### [Task goal]
Copy every record word for word.

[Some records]
###

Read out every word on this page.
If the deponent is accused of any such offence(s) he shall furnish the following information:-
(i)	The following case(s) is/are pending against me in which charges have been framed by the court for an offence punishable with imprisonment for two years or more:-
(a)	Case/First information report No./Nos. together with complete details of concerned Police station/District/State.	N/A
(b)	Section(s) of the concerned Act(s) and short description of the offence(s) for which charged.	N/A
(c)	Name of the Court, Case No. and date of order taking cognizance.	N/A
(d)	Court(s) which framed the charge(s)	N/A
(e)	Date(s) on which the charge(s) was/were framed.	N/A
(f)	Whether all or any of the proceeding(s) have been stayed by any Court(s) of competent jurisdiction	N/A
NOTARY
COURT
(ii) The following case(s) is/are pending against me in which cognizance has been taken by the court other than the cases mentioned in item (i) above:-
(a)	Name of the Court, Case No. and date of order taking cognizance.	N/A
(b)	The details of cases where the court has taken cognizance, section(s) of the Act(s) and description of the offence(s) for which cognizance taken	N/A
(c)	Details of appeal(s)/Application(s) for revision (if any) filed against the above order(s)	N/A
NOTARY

###

### [The solution]
Read out every word on this page.
If the deponent is accused of any such offence(s) he shall furnish the following information:-
(i)	The following case(s) is/are pending against me in which charges have been framed by the court for an offence punishable with imprisonment for two years or more:-
(a)	Case/First information report No./Nos. together with complete details of concerned Police station/District/State.	N/A
(b)	Section(s) of the concerned Act(s) and short description of the offence(s) for which charged.	N/A
(c)	Name of the Court, Case No. and date of order taking cognizance.	N/A
(d)	Court(s) which framed the charge(s)	N/A
(e)	Date(s) on which the charge(s) was/were framed.	N/A
(f)	Whether all or any of the proceeding(s) have been stayed by any Court(s) of competent jurisdiction	N/A
NOTARY
COURT
(ii) The following case(s) is/are pending against me in which cognizance has been taken by the court other than the cases mentioned in item (i) above:-
(a)	Name of the Court, Case No. and date of order taking cognizance.	N/A
(b)	The details of cases where the court has taken cognizance, section(s) of the Act(s) and description of the offence(s) for which cognizance taken	N/A
(c)	Details of appeal(s)/Application(s) for revision (if any) filed against the above order(s)	N/A
NOTARY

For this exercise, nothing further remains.